## BEGIN
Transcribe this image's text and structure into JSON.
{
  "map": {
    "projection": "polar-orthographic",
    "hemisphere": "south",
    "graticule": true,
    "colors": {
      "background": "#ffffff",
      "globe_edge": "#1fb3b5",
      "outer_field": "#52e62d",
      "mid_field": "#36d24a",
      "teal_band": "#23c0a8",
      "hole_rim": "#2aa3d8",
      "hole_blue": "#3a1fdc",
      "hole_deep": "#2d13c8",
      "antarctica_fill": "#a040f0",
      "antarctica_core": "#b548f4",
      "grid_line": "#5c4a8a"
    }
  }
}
## END
_TASK REQUIREMENTS_:
Type the material above out again, exactly.

_CORRECT ANSWER_:
Transcribe this image's text and structure into JSON.
{
  "map": {
    "projection": "polar-orthographic",
    "hemisphere": "south",
    "graticule": true,
    "colors": {
      "background": "#ffffff",
      "globe_edge": "#1fb3b5",
      "outer_field": "#52e62d",
      "mid_field": "#36d24a",
      "teal_band": "#23c0a8",
      "hole_rim": "#2aa3d8",
      "hole_blue": "#3a1fdc",
      "hole_deep": "#2d13c8",
      "antarctica_fill": "#a040f0",
      "antarctica_core": "#b548f4",
      "grid_line": "#5c4a8a"
    }
  }
}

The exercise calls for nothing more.